Instructions to follow> Show every line in the entries below where the word "therefore" appears.

Dataset extract>
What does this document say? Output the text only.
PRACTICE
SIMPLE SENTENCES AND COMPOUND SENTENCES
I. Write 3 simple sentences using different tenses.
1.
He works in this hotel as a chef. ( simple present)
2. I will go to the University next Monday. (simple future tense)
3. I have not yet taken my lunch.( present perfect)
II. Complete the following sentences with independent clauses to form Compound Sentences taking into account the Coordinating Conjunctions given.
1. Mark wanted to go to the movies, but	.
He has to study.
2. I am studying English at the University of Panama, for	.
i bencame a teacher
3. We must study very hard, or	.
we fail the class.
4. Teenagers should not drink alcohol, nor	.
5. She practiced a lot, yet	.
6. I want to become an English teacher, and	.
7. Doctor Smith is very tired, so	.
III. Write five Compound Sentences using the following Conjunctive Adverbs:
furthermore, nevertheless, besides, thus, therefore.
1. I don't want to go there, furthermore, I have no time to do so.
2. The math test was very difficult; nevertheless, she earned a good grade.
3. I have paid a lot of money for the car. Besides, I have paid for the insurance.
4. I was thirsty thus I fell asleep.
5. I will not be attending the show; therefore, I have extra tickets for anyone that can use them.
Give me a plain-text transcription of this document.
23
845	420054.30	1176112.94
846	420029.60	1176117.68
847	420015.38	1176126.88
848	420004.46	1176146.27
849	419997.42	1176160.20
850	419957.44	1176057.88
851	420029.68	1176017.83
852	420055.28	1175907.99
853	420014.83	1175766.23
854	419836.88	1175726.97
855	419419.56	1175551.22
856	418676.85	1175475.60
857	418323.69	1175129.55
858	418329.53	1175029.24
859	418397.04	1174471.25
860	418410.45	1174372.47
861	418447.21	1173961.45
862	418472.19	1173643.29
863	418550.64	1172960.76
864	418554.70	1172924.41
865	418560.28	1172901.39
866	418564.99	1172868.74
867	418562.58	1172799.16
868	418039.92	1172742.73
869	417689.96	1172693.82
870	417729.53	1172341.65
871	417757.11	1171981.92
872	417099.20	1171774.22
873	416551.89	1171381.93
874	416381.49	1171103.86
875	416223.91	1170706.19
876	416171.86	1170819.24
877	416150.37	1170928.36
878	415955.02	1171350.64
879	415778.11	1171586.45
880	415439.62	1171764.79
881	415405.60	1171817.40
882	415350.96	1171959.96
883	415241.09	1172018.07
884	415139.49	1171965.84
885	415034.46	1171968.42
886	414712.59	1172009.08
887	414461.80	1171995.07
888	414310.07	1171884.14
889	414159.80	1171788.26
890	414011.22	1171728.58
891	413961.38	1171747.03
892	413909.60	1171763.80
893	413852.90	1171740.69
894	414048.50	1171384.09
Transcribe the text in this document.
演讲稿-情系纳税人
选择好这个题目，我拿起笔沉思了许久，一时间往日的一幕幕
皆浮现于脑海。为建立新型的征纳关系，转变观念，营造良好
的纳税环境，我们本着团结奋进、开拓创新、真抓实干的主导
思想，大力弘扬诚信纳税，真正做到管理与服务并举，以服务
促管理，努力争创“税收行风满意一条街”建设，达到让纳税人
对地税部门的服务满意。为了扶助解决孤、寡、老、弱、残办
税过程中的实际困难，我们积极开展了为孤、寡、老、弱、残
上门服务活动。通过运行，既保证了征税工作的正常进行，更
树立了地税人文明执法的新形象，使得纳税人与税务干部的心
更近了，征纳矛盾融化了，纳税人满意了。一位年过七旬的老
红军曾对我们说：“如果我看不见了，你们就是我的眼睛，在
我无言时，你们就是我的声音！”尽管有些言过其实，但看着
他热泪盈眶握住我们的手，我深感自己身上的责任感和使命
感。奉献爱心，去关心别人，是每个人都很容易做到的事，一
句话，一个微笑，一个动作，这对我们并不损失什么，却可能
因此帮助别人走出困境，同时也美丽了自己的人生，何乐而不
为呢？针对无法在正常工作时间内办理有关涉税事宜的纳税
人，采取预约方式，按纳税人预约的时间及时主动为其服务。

Task result>
furthermore, nevertheless, besides, thus, therefore.
5. I will not be attending the show; therefore, I have extra tickets for anyone that can use them.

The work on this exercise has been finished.